***** DATA SUPPLIED *****

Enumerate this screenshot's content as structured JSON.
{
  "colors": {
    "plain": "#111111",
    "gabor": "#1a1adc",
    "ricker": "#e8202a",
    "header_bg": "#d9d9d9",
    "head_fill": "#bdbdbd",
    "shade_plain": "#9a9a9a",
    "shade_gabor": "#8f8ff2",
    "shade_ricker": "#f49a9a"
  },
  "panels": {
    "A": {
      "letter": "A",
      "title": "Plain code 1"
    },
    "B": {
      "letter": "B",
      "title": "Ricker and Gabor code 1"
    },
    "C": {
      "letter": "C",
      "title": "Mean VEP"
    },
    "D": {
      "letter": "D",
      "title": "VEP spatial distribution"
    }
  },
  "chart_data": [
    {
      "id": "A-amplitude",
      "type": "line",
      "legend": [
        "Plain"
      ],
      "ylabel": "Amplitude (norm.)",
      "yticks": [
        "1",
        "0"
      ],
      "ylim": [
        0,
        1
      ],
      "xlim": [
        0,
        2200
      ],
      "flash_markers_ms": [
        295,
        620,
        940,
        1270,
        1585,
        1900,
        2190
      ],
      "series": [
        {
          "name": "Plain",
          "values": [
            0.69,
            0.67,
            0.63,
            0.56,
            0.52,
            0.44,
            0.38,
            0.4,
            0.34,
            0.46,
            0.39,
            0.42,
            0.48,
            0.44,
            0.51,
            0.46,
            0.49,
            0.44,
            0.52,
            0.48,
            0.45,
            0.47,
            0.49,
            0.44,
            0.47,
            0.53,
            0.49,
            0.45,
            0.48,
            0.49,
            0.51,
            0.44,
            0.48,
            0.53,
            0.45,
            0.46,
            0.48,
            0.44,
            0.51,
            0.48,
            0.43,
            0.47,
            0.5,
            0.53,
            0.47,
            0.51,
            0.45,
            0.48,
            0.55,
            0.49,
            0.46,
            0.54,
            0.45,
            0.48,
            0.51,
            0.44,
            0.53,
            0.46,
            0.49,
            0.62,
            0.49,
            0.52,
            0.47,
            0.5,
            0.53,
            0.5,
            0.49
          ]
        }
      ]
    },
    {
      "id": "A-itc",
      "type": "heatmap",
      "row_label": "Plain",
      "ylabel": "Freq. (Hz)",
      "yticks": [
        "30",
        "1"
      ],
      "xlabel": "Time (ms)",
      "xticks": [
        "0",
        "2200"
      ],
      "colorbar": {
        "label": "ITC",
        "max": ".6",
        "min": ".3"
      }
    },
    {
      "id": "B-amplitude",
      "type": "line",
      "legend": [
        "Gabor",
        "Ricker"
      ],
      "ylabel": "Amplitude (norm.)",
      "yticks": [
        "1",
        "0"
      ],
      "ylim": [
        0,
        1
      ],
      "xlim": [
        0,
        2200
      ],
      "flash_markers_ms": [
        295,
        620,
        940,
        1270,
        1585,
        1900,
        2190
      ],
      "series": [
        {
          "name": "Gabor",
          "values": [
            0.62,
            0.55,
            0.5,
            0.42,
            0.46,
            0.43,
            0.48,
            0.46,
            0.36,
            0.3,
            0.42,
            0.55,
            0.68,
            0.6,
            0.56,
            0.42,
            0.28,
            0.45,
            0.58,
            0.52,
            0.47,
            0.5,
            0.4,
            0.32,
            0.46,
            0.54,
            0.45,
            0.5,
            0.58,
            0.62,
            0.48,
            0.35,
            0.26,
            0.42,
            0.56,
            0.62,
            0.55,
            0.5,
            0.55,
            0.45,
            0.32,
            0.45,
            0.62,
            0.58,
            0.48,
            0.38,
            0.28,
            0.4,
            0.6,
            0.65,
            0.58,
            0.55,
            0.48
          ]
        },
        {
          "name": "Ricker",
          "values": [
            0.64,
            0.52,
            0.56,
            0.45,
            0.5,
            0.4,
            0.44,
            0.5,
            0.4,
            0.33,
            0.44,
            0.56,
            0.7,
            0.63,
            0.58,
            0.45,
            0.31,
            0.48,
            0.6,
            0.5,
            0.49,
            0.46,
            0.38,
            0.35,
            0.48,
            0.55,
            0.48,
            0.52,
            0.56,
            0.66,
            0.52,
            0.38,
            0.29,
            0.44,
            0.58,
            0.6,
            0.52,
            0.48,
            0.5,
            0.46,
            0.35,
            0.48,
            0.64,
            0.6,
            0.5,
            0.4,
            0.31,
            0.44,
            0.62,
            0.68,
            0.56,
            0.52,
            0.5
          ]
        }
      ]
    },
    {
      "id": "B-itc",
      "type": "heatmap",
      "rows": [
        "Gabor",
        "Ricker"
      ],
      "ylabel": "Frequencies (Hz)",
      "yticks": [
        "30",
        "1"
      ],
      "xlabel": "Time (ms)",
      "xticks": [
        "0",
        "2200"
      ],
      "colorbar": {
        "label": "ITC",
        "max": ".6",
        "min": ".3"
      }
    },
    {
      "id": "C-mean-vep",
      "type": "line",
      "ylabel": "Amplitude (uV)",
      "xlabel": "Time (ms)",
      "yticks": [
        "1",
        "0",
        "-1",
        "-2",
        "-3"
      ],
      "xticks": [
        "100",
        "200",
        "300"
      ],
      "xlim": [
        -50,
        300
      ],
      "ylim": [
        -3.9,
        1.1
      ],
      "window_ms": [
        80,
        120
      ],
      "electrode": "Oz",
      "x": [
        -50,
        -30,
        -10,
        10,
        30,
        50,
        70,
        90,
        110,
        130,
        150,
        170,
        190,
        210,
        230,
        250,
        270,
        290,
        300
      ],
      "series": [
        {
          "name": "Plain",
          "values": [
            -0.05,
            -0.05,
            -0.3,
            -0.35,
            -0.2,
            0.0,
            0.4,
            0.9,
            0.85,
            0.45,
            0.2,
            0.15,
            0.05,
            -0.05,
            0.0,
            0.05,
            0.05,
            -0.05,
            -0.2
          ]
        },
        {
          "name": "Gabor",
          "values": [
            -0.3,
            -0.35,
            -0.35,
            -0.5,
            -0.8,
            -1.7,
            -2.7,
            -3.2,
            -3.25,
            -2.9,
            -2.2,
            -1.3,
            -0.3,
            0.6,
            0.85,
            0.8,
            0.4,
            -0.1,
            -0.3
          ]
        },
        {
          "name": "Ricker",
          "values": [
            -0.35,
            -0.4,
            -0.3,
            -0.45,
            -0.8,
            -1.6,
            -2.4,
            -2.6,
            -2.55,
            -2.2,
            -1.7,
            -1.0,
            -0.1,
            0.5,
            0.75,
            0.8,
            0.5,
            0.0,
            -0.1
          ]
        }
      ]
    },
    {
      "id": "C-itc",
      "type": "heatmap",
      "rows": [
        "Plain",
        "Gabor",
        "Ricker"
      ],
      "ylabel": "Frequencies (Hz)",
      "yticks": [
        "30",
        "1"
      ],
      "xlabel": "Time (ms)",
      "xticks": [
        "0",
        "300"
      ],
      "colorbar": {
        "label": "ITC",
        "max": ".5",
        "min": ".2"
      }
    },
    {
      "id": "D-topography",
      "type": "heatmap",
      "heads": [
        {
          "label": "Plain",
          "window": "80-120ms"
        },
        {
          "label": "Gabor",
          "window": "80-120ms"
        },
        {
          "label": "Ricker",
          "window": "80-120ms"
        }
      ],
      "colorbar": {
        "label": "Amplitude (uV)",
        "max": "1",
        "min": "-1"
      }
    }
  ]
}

*****

Extract all the material, leaving every line as it is.

Enumerate this screenshot's content as structured JSON.
{
  "colors": {
    "plain": "#111111",
    "gabor": "#1a1adc",
    "ricker": "#e8202a",
    "header_bg": "#d9d9d9",
    "head_fill": "#bdbdbd",
    "shade_plain": "#9a9a9a",
    "shade_gabor": "#8f8ff2",
    "shade_ricker": "#f49a9a"
  },
  "panels": {
    "A": {
      "letter": "A",
      "title": "Plain code 1"
    },
    "B": {
      "letter": "B",
      "title": "Ricker and Gabor code 1"
    },
    "C": {
      "letter": "C",
      "title": "Mean VEP"
    },
    "D": {
      "letter": "D",
      "title": "VEP spatial distribution"
    }
  },
  "chart_data": [
    {
      "id": "A-amplitude",
      "type": "line",
      "legend": [
        "Plain"
      ],
      "ylabel": "Amplitude (norm.)",
      "yticks": [
        "1",
        "0"
      ],
      "ylim": [
        0,
        1
      ],
      "xlim": [
        0,
        2200
      ],
      "flash_markers_ms": [
        295,
        620,
        940,
        1270,
        1585,
        1900,
        2190
      ],
      "series": [
        {
          "name": "Plain",
          "values": [
            0.69,
            0.67,
            0.63,
            0.56,
            0.52,
            0.44,
            0.38,
            0.4,
            0.34,
            0.46,
            0.39,
            0.42,
            0.48,
            0.44,
            0.51,
            0.46,
            0.49,
            0.44,
            0.52,
            0.48,
            0.45,
            0.47,
            0.49,
            0.44,
            0.47,
            0.53,
            0.49,
            0.45,
            0.48,
            0.49,
            0.51,
            0.44,
            0.48,
            0.53,
            0.45,
            0.46,
            0.48,
            0.44,
            0.51,
            0.48,
            0.43,
            0.47,
            0.5,
            0.53,
            0.47,
            0.51,
            0.45,
            0.48,
            0.55,
            0.49,
            0.46,
            0.54,
            0.45,
            0.48,
            0.51,
            0.44,
            0.53,
            0.46,
            0.49,
            0.62,
            0.49,
            0.52,
            0.47,
            0.5,
            0.53,
            0.5,
            0.49
          ]
        }
      ]
    },
    {
      "id": "A-itc",
      "type": "heatmap",
      "row_label": "Plain",
      "ylabel": "Freq. (Hz)",
      "yticks": [
        "30",
        "1"
      ],
      "xlabel": "Time (ms)",
      "xticks": [
        "0",
        "2200"
      ],
      "colorbar": {
        "label": "ITC",
        "max": ".6",
        "min": ".3"
      }
    },
    {
      "id": "B-amplitude",
      "type": "line",
      "legend": [
        "Gabor",
        "Ricker"
      ],
      "ylabel": "Amplitude (norm.)",
      "yticks": [
        "1",
        "0"
      ],
      "ylim": [
        0,
        1
      ],
      "xlim": [
        0,
        2200
      ],
      "flash_markers_ms": [
        295,
        620,
        940,
        1270,
        1585,
        1900,
        2190
      ],
      "series": [
        {
          "name": "Gabor",
          "values": [
            0.62,
            0.55,
            0.5,
            0.42,
            0.46,
            0.43,
            0.48,
            0.46,
            0.36,
            0.3,
            0.42,
            0.55,
            0.68,
            0.6,
            0.56,
            0.42,
            0.28,
            0.45,
            0.58,
            0.52,
            0.47,
            0.5,
            0.4,
            0.32,
            0.46,
            0.54,
            0.45,
            0.5,
            0.58,
            0.62,
            0.48,
            0.35,
            0.26,
            0.42,
            0.56,
            0.62,
            0.55,
            0.5,
            0.55,
            0.45,
            0.32,
            0.45,
            0.62,
            0.58,
            0.48,
            0.38,
            0.28,
            0.4,
            0.6,
            0.65,
            0.58,
            0.55,
            0.48
          ]
        },
        {
          "name": "Ricker",
          "values": [
            0.64,
            0.52,
            0.56,
            0.45,
            0.5,
            0.4,
            0.44,
            0.5,
            0.4,
            0.33,
            0.44,
            0.56,
            0.7,
            0.63,
            0.58,
            0.45,
            0.31,
            0.48,
            0.6,
            0.5,
            0.49,
            0.46,
            0.38,
            0.35,
            0.48,
            0.55,
            0.48,
            0.52,
            0.56,
            0.66,
            0.52,
            0.38,
            0.29,
            0.44,
            0.58,
            0.6,
            0.52,
            0.48,
            0.5,
            0.46,
            0.35,
            0.48,
            0.64,
            0.6,
            0.5,
            0.4,
            0.31,
            0.44,
            0.62,
            0.68,
            0.56,
            0.52,
            0.5
          ]
        }
      ]
    },
    {
      "id": "B-itc",
      "type": "heatmap",
      "rows": [
        "Gabor",
        "Ricker"
      ],
      "ylabel": "Frequencies (Hz)",
      "yticks": [
        "30",
        "1"
      ],
      "xlabel": "Time (ms)",
      "xticks": [
        "0",
        "2200"
      ],
      "colorbar": {
        "label": "ITC",
        "max": ".6",
        "min": ".3"
      }
    },
    {
      "id": "C-mean-vep",
      "type": "line",
      "ylabel": "Amplitude (uV)",
      "xlabel": "Time (ms)",
      "yticks": [
        "1",
        "0",
        "-1",
        "-2",
        "-3"
      ],
      "xticks": [
        "100",
        "200",
        "300"
      ],
      "xlim": [
        -50,
        300
      ],
      "ylim": [
        -3.9,
        1.1
      ],
      "window_ms": [
        80,
        120
      ],
      "electrode": "Oz",
      "x": [
        -50,
        -30,
        -10,
        10,
        30,
        50,
        70,
        90,
        110,
        130,
        150,
        170,
        190,
        210,
        230,
        250,
        270,
        290,
        300
      ],
      "series": [
        {
          "name": "Plain",
          "values": [
            -0.05,
            -0.05,
            -0.3,
            -0.35,
            -0.2,
            0.0,
            0.4,
            0.9,
            0.85,
            0.45,
            0.2,
            0.15,
            0.05,
            -0.05,
            0.0,
            0.05,
            0.05,
            -0.05,
            -0.2
          ]
        },
        {
          "name": "Gabor",
          "values": [
            -0.3,
            -0.35,
            -0.35,
            -0.5,
            -0.8,
            -1.7,
            -2.7,
            -3.2,
            -3.25,
            -2.9,
            -2.2,
            -1.3,
            -0.3,
            0.6,
            0.85,
            0.8,
            0.4,
            -0.1,
            -0.3
          ]
        },
        {
          "name": "Ricker",
          "values": [
            -0.35,
            -0.4,
            -0.3,
            -0.45,
            -0.8,
            -1.6,
            -2.4,
            -2.6,
            -2.55,
            -2.2,
            -1.7,
            -1.0,
            -0.1,
            0.5,
            0.75,
            0.8,
            0.5,
            0.0,
            -0.1
          ]
        }
      ]
    },
    {
      "id": "C-itc",
      "type": "heatmap",
      "rows": [
        "Plain",
        "Gabor",
        "Ricker"
      ],
      "ylabel": "Frequencies (Hz)",
      "yticks": [
        "30",
        "1"
      ],
      "xlabel": "Time (ms)",
      "xticks": [
        "0",
        "300"
      ],
      "colorbar": {
        "label": "ITC",
        "max": ".5",
        "min": ".2"
      }
    },
    {
      "id": "D-topography",
      "type": "heatmap",
      "heads": [
        {
          "label": "Plain",
          "window": "80-120ms"
        },
        {
          "label": "Gabor",
          "window": "80-120ms"
        },
        {
          "label": "Ricker",
          "window": "80-120ms"
        }
      ],
      "colorbar": {
        "label": "Amplitude (uV)",
        "max": "1",
        "min": "-1"
      }
    }
  ]
}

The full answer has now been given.